Objective: In the records below, count every line containing "color". Reply with the number only.

Data in this exercise:

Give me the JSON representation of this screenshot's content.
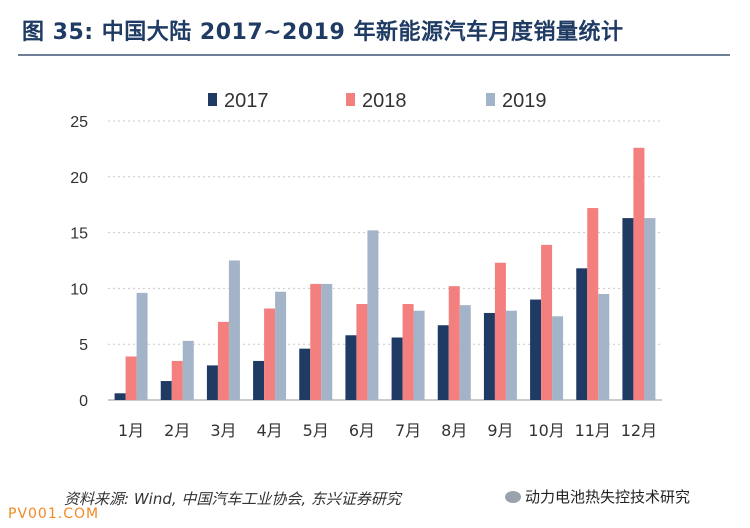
{
  "title": "图 35: 中国大陆 2017~2019 年新能源汽车月度销量统计",
  "footer": "资料来源: Wind, 中国汽车工业协会, 东兴证券研究",
  "watermark": "动力电池热失控技术研究",
  "corner_mark": "PV001.COM",
  "chart_data": {
    "type": "bar",
    "categories": [
      "1月",
      "2月",
      "3月",
      "4月",
      "5月",
      "6月",
      "7月",
      "8月",
      "9月",
      "10月",
      "11月",
      "12月"
    ],
    "series": [
      {
        "name": "2017",
        "color": "#1f3b63",
        "values": [
          0.6,
          1.7,
          3.1,
          3.5,
          4.6,
          5.8,
          5.6,
          6.7,
          7.8,
          9.0,
          11.8,
          16.3
        ]
      },
      {
        "name": "2018",
        "color": "#f47f7f",
        "values": [
          3.9,
          3.5,
          7.0,
          8.2,
          10.4,
          8.6,
          8.6,
          10.2,
          12.3,
          13.9,
          17.2,
          22.6
        ]
      },
      {
        "name": "2019",
        "color": "#a3b4c8",
        "values": [
          9.6,
          5.3,
          12.5,
          9.7,
          10.4,
          15.2,
          8.0,
          8.5,
          8.0,
          7.5,
          9.5,
          16.3
        ]
      }
    ],
    "ylim": [
      0,
      25
    ],
    "yticks": [
      "0",
      "5",
      "10",
      "15",
      "20",
      "25"
    ],
    "grid": true,
    "legend": "top"
  }
}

Solution below: 3